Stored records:

*-*-*

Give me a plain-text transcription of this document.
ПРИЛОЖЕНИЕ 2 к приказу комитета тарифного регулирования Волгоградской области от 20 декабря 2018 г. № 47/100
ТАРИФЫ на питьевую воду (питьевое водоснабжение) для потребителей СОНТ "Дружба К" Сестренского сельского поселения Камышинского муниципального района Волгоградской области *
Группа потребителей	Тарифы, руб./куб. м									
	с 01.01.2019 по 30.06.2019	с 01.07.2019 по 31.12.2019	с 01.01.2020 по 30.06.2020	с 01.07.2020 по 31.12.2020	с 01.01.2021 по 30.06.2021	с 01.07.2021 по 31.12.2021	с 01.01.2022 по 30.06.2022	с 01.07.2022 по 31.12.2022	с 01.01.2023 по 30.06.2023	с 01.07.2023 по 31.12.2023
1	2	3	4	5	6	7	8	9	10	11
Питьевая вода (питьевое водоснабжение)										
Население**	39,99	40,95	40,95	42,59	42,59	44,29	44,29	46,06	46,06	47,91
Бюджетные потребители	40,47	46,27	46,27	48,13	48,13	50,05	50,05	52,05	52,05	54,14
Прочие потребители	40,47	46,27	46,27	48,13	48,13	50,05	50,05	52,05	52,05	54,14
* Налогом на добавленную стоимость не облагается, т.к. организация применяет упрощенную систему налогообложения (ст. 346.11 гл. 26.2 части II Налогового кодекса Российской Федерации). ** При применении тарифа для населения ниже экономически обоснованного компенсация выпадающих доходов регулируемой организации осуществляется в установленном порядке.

*-*-*

Required work: Copy out each line exactly.

Answer to this exercise:
Give me a plain-text transcription of this document.
ПРИЛОЖЕНИЕ 2 к приказу комитета тарифного регулирования Волгоградской области от 20 декабря 2018 г. № 47/100
ТАРИФЫ на питьевую воду (питьевое водоснабжение) для потребителей СОНТ "Дружба К" Сестренского сельского поселения Камышинского муниципального района Волгоградской области *
Группа потребителей	Тарифы, руб./куб. м									
	с 01.01.2019 по 30.06.2019	с 01.07.2019 по 31.12.2019	с 01.01.2020 по 30.06.2020	с 01.07.2020 по 31.12.2020	с 01.01.2021 по 30.06.2021	с 01.07.2021 по 31.12.2021	с 01.01.2022 по 30.06.2022	с 01.07.2022 по 31.12.2022	с 01.01.2023 по 30.06.2023	с 01.07.2023 по 31.12.2023
1	2	3	4	5	6	7	8	9	10	11
Питьевая вода (питьевое водоснабжение)										
Население**	39,99	40,95	40,95	42,59	42,59	44,29	44,29	46,06	46,06	47,91
Бюджетные потребители	40,47	46,27	46,27	48,13	48,13	50,05	50,05	52,05	52,05	54,14
Прочие потребители	40,47	46,27	46,27	48,13	48,13	50,05	50,05	52,05	52,05	54,14
* Налогом на добавленную стоимость не облагается, т.к. организация применяет упрощенную систему налогообложения (ст. 346.11 гл. 26.2 части II Налогового кодекса Российской Федерации). ** При применении тарифа для населения ниже экономически обоснованного компенсация выпадающих доходов регулируемой организации осуществляется в установленном порядке.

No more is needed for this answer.